> [WORK INSTRUCTIONS]: List each line in which the string "Martin" appears.

Collected data entries:
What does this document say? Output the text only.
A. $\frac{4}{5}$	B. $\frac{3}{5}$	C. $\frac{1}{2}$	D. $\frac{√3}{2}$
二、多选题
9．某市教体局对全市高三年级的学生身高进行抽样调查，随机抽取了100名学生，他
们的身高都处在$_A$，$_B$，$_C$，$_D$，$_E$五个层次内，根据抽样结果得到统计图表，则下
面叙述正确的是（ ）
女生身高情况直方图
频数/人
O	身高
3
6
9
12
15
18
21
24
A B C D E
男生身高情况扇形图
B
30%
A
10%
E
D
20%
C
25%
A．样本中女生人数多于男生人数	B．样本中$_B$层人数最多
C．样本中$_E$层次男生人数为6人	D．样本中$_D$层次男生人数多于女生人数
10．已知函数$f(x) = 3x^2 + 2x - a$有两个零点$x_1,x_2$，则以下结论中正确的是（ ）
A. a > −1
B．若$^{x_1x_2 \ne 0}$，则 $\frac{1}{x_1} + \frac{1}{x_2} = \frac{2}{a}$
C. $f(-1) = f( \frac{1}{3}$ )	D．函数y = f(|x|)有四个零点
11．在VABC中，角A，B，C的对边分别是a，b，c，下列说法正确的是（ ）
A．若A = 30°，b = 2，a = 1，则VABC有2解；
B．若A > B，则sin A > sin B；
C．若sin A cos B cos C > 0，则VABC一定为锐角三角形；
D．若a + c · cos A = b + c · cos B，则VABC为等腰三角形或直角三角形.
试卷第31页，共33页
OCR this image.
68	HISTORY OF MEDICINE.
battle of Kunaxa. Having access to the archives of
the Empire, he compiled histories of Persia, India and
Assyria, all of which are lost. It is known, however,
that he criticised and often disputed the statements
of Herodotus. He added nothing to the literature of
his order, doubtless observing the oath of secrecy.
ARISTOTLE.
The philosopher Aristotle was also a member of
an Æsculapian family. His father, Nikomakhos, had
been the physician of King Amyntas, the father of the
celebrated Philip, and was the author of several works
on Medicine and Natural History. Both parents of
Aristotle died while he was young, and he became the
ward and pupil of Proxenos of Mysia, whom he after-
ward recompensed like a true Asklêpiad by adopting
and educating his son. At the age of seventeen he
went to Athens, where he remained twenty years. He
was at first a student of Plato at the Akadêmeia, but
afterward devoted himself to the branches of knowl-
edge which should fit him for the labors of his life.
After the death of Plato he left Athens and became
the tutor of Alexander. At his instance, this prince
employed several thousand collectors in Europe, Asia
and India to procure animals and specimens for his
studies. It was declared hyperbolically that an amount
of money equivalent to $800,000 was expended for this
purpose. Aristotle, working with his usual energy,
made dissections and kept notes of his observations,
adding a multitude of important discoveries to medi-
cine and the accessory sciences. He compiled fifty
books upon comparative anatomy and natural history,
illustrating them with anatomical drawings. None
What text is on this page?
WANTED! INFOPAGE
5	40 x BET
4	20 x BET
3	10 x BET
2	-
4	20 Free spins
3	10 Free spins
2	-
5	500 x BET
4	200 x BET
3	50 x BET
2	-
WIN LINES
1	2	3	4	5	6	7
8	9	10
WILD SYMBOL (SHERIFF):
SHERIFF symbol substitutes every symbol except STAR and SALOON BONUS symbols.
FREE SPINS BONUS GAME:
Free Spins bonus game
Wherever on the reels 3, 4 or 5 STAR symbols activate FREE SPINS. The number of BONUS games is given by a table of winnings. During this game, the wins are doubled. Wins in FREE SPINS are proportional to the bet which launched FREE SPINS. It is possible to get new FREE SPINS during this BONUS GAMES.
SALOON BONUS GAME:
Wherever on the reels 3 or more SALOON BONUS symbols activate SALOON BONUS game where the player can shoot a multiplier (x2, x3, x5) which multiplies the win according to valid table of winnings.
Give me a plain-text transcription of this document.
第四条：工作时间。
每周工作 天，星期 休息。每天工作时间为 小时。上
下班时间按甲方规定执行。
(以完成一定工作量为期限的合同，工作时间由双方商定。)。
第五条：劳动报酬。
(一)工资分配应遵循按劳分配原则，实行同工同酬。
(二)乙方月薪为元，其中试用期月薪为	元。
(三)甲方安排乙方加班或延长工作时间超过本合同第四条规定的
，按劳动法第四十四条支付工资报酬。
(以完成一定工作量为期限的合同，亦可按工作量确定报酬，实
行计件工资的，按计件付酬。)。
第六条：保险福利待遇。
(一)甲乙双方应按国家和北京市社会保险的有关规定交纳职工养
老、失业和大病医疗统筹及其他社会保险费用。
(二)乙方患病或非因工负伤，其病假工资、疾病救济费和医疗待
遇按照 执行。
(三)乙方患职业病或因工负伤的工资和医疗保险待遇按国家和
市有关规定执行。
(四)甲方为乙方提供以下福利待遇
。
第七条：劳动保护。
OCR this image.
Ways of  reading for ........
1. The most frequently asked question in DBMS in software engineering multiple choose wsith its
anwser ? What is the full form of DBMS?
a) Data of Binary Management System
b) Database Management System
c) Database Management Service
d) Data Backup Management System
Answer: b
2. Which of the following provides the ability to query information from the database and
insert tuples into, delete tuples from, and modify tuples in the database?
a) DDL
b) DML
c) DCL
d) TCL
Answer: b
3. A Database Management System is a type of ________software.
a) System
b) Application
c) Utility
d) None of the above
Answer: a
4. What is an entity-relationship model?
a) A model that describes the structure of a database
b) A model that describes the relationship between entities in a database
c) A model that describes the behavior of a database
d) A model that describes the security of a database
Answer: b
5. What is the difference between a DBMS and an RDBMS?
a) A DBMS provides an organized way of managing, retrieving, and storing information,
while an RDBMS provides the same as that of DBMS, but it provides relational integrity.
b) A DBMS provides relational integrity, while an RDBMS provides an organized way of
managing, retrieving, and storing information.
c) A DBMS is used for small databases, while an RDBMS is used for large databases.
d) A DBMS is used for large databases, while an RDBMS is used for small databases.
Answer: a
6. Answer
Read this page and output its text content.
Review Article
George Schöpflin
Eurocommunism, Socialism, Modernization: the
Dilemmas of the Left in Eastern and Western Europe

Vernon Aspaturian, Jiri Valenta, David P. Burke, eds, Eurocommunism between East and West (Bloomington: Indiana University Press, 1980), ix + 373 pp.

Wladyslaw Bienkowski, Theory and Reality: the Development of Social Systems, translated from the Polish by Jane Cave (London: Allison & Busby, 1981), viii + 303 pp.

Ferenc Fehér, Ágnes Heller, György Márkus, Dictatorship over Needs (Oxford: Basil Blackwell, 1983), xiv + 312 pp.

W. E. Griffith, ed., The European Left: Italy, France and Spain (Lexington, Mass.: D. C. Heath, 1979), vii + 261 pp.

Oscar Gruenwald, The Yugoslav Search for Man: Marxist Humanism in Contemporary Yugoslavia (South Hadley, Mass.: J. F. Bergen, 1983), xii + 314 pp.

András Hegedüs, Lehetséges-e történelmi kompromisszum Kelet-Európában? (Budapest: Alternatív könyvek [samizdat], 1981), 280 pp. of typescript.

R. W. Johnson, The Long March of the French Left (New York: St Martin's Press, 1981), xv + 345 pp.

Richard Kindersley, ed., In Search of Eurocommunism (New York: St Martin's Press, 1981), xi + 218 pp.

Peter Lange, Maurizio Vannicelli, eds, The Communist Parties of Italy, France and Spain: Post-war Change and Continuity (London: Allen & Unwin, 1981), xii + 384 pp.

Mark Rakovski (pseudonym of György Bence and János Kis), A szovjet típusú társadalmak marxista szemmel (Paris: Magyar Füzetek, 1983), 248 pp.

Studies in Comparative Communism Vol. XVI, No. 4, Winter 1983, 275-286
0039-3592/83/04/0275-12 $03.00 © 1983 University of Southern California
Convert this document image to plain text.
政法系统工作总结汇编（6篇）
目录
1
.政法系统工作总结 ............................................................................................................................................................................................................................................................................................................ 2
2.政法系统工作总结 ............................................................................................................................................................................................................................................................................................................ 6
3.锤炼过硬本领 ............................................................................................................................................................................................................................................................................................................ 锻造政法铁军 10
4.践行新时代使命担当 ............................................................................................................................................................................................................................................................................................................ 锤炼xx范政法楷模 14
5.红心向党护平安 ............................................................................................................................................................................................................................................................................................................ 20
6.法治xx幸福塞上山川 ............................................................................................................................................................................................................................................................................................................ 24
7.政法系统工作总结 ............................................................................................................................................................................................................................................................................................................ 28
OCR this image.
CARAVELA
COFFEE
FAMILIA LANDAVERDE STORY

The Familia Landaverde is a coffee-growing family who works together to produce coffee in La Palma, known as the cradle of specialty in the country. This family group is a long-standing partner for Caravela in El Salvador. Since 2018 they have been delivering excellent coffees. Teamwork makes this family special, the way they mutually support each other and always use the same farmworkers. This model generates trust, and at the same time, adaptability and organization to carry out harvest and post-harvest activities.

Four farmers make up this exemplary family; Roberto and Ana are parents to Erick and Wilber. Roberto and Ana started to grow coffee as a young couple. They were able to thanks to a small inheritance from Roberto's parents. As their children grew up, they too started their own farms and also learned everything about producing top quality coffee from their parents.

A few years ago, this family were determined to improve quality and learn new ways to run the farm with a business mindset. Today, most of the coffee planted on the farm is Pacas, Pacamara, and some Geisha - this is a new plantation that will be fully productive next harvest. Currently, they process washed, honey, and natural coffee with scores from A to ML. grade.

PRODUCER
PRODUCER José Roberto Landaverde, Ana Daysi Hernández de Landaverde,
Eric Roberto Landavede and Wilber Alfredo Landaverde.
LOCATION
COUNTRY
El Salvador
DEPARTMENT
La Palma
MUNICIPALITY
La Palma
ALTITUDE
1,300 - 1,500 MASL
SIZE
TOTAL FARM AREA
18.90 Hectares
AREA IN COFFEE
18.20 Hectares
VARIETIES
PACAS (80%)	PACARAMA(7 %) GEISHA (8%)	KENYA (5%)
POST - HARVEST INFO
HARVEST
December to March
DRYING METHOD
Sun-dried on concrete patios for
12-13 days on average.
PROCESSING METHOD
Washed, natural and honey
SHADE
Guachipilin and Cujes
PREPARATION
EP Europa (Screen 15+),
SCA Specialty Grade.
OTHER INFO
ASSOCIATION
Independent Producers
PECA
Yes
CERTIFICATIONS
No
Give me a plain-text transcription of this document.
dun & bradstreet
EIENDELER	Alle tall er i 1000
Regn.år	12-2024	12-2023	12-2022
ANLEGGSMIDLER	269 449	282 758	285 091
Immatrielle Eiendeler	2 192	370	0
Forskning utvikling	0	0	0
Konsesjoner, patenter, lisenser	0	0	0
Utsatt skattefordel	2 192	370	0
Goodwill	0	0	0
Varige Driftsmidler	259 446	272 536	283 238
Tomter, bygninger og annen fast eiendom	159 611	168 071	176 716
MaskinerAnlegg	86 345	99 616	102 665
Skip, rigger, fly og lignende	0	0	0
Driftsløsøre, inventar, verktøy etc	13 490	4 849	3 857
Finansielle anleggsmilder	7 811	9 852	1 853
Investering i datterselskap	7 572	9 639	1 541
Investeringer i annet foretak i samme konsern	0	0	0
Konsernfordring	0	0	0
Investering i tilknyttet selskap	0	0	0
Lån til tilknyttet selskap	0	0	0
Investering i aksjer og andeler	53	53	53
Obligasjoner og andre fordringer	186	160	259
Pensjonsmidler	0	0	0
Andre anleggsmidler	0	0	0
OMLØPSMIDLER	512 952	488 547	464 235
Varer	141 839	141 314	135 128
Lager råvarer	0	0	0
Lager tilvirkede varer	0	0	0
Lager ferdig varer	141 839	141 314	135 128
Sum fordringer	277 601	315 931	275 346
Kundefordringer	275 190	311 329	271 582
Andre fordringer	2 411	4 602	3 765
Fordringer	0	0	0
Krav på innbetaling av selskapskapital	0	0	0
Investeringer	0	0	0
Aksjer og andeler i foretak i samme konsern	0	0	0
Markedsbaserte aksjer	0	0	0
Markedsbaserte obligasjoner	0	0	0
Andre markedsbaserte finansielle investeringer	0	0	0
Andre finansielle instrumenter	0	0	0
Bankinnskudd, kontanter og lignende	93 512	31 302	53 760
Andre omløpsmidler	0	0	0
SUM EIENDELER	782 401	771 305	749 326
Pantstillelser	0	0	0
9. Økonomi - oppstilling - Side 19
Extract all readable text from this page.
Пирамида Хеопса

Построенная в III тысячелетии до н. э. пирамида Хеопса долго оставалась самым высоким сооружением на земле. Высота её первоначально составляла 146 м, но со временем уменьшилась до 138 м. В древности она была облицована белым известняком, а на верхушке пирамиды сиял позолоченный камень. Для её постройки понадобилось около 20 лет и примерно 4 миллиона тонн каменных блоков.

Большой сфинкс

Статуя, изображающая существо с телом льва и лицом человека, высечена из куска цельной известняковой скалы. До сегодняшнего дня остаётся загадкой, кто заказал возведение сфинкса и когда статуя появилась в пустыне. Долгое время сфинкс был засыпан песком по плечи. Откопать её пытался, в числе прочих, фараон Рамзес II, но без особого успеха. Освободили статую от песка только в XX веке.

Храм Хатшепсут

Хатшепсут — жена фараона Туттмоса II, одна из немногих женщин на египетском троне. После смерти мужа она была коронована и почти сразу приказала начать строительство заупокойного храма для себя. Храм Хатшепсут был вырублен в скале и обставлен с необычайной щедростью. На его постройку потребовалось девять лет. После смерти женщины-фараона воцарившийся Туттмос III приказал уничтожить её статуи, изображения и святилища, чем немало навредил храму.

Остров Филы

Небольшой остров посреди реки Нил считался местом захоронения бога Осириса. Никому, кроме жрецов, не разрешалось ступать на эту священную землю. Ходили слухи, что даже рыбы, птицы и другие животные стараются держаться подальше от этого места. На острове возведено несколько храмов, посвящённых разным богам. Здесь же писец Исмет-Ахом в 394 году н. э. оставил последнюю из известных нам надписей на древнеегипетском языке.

> [SOLUTION TO THIS PROBLEM]:
R. W. Johnson, The Long March of the French Left (New York: St Martin's Press, 1981), xv + 345 pp.
Richard Kindersley, ed., In Search of Eurocommunism (New York: St Martin's Press, 1981), xi + 218 pp.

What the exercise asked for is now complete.